- [Aim]:
Provide nothing but the number of lines containing the string "Historia".

--- begin Extracted entries ---

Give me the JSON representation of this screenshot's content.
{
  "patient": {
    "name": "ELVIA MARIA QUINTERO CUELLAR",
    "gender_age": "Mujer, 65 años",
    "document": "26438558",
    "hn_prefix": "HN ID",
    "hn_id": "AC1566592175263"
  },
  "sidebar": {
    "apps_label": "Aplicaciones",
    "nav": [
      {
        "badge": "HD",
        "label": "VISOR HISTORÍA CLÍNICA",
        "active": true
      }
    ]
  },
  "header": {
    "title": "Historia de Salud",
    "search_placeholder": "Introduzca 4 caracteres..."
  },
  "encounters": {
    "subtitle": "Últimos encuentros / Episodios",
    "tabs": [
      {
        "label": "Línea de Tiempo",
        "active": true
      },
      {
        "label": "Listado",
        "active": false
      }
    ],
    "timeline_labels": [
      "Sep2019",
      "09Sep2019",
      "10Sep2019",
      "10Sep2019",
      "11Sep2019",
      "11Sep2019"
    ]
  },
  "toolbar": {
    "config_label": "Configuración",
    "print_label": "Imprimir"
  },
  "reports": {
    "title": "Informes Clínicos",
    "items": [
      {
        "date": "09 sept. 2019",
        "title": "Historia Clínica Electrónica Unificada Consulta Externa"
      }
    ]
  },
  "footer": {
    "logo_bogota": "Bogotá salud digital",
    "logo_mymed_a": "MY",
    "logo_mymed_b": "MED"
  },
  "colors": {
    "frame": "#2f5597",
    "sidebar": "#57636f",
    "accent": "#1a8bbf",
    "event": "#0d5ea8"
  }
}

--- end Extracted entries ---

- [The completed task]:
2